Task — Locate every line below that contains the word "meta" and copy it.

Items listed in a dataset:
◆ ◆ ◆ ◆ ◆ ◆ ◆

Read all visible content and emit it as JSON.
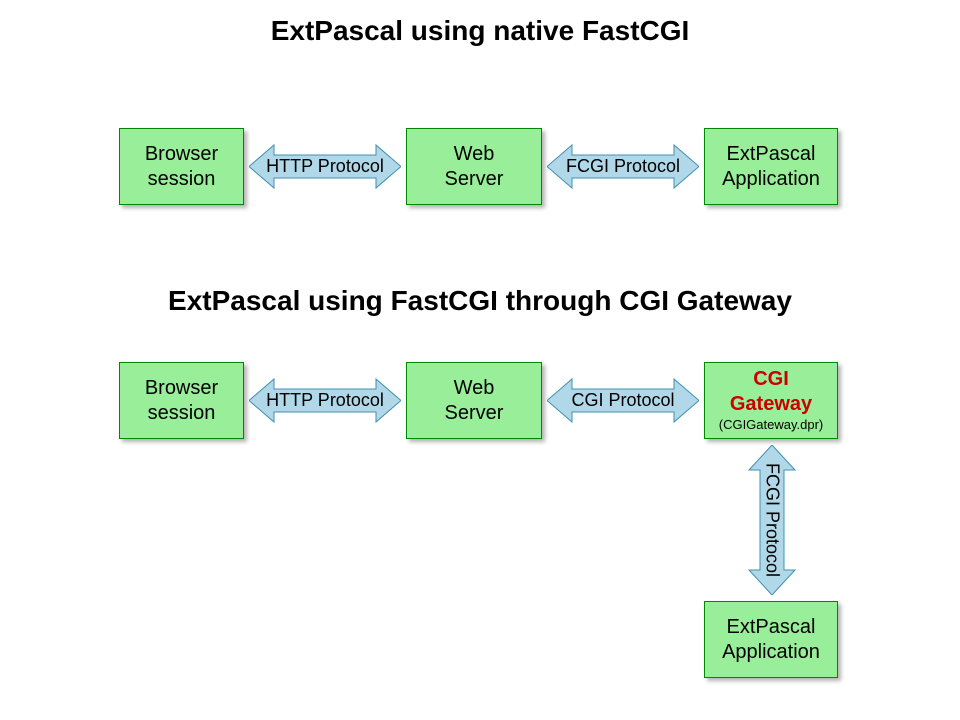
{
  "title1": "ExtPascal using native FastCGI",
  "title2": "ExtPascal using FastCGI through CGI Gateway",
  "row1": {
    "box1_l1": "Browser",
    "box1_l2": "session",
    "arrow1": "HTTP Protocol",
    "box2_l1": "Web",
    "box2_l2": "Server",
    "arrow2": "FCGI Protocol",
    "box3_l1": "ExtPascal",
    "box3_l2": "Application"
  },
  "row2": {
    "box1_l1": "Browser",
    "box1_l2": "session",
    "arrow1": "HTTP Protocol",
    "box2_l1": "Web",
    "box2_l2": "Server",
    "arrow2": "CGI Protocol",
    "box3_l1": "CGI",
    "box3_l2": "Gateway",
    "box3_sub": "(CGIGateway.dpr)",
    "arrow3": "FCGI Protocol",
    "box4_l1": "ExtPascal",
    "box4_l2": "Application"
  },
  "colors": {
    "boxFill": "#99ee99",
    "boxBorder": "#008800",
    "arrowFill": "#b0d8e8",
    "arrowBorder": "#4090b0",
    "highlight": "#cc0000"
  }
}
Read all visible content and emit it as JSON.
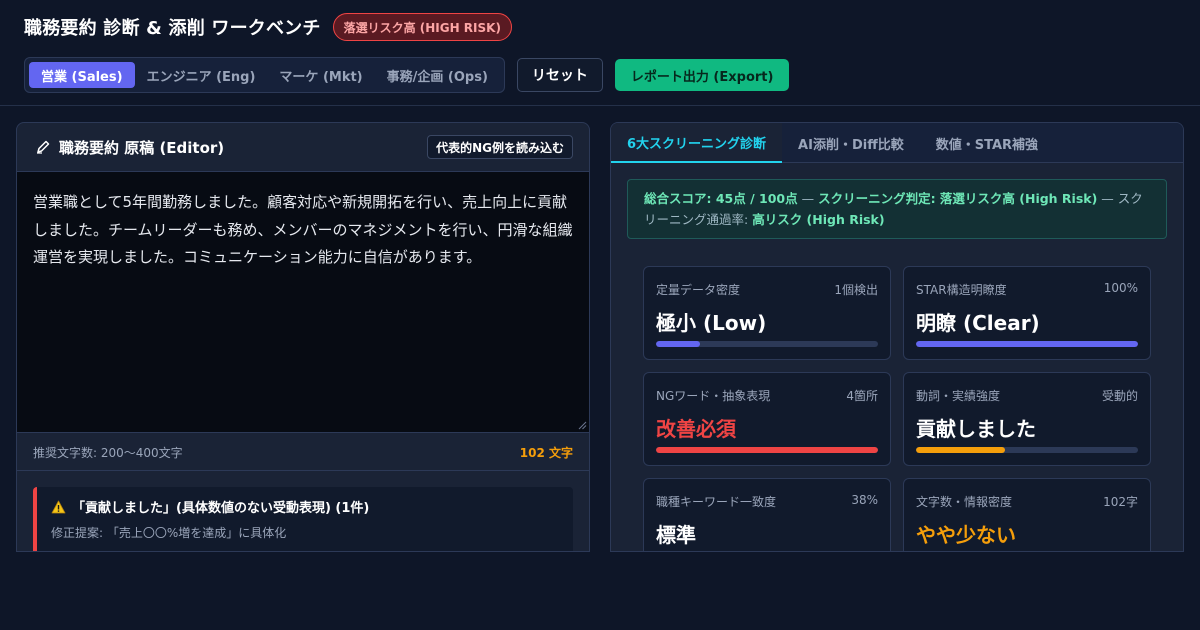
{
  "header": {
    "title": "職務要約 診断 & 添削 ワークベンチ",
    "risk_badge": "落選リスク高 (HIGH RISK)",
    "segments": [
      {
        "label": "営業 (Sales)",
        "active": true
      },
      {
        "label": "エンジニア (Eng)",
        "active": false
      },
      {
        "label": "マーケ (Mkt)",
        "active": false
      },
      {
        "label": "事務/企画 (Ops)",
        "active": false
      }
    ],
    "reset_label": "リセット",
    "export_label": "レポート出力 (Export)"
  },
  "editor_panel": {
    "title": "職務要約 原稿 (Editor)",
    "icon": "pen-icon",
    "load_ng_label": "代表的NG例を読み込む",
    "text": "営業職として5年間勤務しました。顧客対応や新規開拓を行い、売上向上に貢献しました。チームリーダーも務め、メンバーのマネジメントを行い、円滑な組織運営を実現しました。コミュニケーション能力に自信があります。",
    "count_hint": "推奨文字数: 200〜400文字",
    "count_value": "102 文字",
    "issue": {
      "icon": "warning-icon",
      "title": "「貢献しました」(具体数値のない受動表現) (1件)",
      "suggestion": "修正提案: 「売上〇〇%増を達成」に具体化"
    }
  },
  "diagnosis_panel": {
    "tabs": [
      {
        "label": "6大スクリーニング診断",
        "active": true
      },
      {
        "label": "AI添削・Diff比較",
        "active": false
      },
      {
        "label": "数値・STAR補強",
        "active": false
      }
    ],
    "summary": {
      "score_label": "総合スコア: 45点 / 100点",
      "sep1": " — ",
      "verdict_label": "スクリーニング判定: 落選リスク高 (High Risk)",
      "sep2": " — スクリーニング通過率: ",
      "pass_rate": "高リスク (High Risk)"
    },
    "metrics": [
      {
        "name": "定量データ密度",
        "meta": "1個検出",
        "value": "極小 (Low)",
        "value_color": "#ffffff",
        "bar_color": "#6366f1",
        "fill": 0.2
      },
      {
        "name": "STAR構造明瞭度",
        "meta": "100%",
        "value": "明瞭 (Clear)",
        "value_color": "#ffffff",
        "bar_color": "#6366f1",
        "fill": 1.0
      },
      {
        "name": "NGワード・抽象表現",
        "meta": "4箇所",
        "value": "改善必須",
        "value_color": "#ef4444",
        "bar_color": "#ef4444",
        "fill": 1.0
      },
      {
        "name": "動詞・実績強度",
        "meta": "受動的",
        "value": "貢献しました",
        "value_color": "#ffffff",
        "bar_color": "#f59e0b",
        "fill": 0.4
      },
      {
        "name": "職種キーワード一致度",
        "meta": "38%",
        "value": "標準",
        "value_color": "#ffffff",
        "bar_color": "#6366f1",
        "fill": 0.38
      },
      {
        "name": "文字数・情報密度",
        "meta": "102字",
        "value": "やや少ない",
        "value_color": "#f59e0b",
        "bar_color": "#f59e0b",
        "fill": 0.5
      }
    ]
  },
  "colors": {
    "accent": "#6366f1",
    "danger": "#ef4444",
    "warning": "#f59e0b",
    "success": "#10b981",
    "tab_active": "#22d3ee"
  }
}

◆ ◆ ◆ ◆ ◆ ◆ ◆

Task answer —
        "meta": "1個検出",
        "meta": "100%",
        "meta": "4箇所",
        "meta": "受動的",
        "meta": "38%",
        "meta": "102字",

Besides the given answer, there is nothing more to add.